[START OF Input data]

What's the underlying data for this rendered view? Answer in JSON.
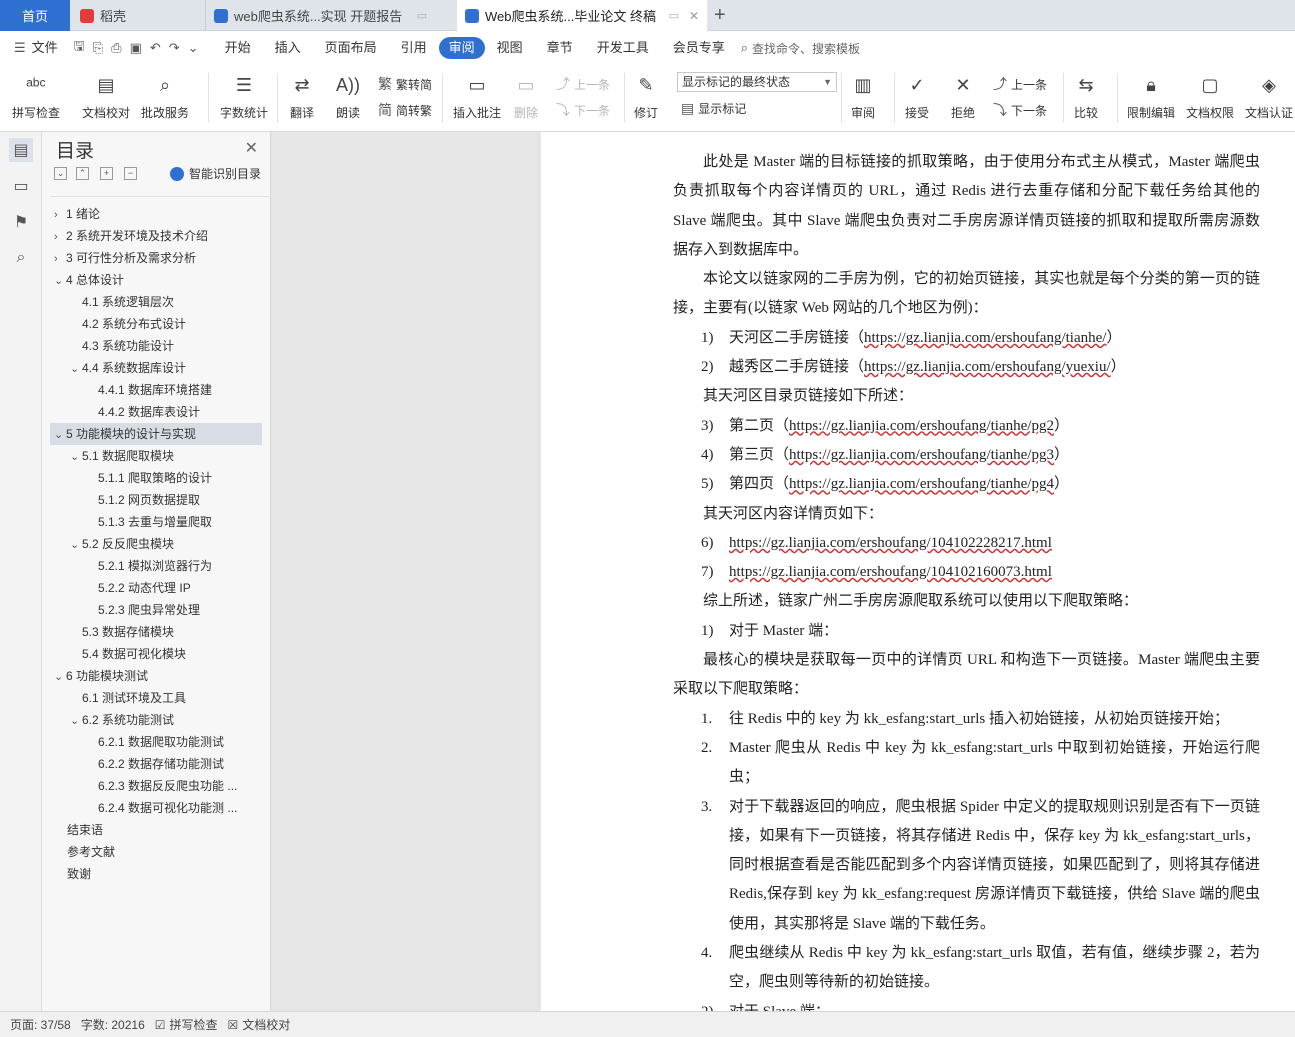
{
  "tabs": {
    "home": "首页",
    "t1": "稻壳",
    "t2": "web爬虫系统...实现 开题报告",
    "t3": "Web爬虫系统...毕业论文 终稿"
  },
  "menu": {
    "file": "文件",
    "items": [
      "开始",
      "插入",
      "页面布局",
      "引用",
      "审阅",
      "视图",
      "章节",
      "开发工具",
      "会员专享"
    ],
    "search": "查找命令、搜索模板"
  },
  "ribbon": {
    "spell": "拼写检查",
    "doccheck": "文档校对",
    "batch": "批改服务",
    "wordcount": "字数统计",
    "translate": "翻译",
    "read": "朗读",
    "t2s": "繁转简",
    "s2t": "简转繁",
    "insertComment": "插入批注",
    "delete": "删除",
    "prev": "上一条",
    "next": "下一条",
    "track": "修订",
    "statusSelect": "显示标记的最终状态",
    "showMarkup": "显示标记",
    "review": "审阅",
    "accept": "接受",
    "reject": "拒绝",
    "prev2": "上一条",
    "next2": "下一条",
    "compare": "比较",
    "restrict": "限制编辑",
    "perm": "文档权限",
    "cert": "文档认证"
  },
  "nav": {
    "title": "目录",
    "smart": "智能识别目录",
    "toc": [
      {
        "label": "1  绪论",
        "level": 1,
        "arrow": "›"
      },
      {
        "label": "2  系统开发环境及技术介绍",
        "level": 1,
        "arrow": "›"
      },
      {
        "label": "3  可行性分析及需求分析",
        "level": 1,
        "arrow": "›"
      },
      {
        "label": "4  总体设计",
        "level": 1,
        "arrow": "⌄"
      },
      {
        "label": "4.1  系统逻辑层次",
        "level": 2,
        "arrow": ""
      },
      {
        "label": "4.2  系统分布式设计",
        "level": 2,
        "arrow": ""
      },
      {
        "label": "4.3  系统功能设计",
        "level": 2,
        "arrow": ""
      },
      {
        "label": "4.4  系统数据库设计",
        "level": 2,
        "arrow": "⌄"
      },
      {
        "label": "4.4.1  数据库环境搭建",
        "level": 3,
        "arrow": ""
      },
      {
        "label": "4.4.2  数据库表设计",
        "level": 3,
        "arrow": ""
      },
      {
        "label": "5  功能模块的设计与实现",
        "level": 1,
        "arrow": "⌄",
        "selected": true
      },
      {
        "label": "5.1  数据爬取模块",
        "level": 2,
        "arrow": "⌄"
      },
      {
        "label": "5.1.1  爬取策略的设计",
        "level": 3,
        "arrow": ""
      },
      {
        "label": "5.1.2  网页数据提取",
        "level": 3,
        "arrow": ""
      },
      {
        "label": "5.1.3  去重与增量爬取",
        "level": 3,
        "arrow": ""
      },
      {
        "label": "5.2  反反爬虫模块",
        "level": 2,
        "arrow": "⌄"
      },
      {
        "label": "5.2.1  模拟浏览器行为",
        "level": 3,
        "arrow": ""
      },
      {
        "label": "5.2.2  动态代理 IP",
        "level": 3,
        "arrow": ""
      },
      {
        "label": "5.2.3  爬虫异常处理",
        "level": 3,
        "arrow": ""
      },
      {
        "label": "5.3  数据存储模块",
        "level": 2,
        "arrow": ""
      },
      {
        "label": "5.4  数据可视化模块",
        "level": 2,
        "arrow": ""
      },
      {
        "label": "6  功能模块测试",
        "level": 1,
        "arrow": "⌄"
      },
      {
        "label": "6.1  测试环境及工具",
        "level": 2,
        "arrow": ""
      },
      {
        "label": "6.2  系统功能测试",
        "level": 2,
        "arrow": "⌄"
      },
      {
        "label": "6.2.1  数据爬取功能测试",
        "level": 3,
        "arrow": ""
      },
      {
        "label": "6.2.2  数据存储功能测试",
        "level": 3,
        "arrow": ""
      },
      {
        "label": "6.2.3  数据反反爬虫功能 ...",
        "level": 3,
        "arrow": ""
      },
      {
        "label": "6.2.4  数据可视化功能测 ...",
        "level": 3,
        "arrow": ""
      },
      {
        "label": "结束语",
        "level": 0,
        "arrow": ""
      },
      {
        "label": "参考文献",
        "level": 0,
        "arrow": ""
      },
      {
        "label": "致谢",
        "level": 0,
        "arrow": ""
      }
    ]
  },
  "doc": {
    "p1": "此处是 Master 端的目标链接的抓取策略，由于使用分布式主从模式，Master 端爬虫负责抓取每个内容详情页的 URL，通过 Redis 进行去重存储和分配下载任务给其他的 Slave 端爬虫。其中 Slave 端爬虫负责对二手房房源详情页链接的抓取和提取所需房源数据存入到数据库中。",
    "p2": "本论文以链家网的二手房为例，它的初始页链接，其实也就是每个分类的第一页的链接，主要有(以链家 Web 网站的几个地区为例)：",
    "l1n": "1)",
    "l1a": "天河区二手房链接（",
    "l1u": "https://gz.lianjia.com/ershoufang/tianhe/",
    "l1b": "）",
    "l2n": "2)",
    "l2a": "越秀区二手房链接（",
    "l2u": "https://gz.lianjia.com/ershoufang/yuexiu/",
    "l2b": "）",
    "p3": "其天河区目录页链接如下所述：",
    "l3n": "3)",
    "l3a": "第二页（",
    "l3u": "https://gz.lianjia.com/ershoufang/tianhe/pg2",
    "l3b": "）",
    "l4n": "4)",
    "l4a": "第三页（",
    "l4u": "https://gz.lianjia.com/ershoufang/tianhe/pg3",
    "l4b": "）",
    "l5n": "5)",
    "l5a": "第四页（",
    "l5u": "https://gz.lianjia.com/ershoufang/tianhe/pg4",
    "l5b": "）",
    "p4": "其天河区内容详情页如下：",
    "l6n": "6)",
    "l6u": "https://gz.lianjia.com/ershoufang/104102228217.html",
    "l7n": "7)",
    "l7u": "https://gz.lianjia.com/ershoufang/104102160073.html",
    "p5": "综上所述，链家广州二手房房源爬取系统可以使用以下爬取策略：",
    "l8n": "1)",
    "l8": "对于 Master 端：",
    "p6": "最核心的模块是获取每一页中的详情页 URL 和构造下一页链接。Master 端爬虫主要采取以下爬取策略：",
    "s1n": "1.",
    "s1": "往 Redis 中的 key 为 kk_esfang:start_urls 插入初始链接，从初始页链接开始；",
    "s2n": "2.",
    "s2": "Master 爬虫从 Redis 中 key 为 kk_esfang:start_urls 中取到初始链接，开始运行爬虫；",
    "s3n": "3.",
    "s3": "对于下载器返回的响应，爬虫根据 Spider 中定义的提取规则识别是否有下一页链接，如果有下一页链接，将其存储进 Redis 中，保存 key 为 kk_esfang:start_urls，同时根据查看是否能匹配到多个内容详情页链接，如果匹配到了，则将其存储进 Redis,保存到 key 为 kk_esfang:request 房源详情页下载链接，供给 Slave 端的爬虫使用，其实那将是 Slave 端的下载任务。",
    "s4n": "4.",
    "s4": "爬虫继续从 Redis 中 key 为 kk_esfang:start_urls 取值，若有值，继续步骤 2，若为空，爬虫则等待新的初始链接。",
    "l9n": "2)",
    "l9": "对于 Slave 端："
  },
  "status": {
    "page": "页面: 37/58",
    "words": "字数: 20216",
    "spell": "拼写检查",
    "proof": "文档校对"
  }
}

[END OF Input data]

◆ **Work required**: Among the entries above, identify all lines with "tianhe" and copy them.

◆ **Final result**:
    "l1u": "https://gz.lianjia.com/ershoufang/tianhe/",
    "l3u": "https://gz.lianjia.com/ershoufang/tianhe/pg2",
    "l4u": "https://gz.lianjia.com/ershoufang/tianhe/pg3",
    "l5u": "https://gz.lianjia.com/ershoufang/tianhe/pg4",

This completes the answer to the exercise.